### The task
Review the lines that follow and copy each one that contains the word "粘贴小程序路径即可".
##########
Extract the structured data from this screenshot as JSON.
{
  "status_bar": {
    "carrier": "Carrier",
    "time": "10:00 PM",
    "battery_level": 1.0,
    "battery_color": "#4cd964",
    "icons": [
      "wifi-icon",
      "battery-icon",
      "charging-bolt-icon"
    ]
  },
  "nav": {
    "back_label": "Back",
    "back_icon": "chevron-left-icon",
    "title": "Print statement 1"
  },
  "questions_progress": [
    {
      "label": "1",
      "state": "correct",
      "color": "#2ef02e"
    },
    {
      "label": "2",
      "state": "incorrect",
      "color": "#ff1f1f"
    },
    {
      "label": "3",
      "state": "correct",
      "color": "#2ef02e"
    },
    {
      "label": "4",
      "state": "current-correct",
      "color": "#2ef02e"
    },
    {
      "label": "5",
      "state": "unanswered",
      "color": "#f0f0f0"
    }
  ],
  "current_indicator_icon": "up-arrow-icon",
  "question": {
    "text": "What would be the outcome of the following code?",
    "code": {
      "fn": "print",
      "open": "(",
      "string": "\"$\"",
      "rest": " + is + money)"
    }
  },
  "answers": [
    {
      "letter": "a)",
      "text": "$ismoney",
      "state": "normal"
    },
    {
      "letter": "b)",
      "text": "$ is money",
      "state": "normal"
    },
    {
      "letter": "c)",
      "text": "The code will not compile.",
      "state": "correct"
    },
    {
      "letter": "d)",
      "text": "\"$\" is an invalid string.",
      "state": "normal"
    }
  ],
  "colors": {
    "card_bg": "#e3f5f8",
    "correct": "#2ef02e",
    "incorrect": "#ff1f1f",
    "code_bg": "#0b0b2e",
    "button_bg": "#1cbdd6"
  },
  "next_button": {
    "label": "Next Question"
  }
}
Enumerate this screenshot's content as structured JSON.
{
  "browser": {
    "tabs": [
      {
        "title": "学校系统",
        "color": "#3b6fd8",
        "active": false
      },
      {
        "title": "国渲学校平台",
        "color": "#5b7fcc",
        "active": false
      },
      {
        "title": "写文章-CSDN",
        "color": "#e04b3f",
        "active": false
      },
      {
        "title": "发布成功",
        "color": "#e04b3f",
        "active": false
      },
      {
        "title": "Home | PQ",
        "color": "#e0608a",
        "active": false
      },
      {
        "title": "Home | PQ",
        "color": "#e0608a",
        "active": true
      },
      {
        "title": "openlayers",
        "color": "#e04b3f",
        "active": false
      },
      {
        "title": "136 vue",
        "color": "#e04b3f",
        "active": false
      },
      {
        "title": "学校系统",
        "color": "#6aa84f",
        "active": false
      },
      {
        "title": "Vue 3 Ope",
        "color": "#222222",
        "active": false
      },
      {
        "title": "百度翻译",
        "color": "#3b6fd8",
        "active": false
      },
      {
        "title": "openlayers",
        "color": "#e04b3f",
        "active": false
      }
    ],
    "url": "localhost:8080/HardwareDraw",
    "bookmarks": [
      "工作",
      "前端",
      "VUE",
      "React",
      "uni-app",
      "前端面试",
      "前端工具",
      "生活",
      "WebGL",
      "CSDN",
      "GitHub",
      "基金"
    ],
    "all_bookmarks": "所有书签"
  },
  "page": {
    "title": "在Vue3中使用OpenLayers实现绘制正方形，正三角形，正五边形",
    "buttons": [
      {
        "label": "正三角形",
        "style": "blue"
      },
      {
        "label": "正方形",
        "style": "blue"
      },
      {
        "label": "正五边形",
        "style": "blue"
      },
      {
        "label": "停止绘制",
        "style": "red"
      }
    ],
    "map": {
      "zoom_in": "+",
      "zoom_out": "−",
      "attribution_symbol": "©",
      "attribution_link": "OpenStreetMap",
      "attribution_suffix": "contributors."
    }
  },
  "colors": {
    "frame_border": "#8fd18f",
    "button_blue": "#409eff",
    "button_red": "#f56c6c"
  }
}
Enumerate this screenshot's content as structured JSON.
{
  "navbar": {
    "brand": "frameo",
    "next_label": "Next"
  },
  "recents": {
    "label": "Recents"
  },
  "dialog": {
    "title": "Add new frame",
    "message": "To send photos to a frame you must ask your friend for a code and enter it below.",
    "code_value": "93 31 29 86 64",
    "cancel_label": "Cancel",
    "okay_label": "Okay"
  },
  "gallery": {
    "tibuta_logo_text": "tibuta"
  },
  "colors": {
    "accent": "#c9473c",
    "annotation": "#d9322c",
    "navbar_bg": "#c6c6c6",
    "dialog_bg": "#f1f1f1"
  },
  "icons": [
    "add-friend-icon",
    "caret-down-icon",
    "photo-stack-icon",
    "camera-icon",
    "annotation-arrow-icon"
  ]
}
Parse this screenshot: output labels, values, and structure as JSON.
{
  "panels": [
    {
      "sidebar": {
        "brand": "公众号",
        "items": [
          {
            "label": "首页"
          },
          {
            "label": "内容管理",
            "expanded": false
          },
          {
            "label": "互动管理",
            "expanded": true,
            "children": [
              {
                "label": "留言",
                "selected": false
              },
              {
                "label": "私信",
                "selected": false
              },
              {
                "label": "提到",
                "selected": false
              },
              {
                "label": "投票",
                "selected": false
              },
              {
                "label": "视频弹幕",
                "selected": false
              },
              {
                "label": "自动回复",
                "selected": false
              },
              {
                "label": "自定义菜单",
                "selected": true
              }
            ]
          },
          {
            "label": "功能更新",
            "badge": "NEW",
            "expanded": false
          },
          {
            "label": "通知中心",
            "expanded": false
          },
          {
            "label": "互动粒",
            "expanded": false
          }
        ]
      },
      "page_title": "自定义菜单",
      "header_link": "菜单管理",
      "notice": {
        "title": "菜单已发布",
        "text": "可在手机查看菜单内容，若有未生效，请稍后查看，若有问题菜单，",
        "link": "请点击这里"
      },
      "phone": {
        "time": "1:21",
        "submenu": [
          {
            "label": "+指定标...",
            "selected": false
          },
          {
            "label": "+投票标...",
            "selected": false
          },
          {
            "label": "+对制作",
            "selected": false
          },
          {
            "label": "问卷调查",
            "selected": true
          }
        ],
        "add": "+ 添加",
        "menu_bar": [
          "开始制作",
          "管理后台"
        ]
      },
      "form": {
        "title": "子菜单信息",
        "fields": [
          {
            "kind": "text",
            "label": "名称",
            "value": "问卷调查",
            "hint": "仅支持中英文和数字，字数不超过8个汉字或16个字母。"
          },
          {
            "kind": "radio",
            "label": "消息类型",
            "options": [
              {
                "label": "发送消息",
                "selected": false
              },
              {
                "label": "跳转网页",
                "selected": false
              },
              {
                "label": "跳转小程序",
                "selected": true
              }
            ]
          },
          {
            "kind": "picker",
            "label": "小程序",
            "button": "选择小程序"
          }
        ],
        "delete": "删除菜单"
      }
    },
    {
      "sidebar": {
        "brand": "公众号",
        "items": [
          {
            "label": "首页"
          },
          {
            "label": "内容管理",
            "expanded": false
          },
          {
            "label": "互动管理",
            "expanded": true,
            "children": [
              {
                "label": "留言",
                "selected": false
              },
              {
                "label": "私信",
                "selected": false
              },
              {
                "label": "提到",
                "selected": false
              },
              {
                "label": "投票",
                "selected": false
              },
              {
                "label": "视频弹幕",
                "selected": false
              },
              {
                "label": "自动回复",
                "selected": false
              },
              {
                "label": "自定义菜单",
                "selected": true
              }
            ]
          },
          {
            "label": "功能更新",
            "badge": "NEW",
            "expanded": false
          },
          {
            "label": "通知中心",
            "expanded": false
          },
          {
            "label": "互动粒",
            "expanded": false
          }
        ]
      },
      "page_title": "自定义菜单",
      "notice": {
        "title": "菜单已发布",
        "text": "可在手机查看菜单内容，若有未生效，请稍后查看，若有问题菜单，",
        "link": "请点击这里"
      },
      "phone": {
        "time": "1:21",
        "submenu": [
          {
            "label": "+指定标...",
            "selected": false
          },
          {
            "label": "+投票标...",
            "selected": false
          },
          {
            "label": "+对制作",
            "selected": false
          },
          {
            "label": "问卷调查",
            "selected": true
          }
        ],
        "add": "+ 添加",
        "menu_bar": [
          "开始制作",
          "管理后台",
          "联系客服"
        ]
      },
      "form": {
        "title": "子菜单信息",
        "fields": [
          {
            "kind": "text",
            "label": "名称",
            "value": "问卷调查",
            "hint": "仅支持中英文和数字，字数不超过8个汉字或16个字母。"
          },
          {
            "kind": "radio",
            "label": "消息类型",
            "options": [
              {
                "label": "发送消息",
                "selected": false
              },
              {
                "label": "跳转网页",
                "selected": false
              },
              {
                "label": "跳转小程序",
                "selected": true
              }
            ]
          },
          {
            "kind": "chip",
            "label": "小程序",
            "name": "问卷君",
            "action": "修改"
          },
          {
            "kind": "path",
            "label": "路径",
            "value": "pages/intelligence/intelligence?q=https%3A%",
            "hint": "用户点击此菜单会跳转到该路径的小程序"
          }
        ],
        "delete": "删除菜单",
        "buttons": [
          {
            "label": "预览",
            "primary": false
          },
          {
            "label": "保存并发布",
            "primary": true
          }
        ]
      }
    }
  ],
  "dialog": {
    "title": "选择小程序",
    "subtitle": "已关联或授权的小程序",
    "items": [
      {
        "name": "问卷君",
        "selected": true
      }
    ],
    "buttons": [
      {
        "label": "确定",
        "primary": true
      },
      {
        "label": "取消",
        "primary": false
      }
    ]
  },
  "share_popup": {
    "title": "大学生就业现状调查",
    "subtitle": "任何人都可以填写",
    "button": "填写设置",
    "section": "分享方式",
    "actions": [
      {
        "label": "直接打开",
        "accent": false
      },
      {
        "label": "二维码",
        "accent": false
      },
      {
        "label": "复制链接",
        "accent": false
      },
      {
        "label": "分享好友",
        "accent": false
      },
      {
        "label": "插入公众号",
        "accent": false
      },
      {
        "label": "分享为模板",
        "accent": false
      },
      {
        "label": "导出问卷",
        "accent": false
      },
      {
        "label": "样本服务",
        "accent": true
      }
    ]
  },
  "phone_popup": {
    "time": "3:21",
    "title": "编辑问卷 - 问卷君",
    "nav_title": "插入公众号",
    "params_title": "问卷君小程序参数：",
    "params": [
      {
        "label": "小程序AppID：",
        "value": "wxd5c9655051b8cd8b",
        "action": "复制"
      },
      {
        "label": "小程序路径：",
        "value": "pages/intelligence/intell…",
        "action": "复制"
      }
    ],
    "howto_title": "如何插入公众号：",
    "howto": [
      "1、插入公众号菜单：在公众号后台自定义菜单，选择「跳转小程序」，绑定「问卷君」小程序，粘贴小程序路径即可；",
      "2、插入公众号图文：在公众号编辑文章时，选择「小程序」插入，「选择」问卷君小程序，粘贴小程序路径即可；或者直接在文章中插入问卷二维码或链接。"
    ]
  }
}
##########
### The solution
      "1、插入公众号菜单：在公众号后台自定义菜单，选择「跳转小程序」，绑定「问卷君」小程序，粘贴小程序路径即可；",
      "2、插入公众号图文：在公众号编辑文章时，选择「小程序」插入，「选择」问卷君小程序，粘贴小程序路径即可；或者直接在文章中插入问卷二维码或链接。"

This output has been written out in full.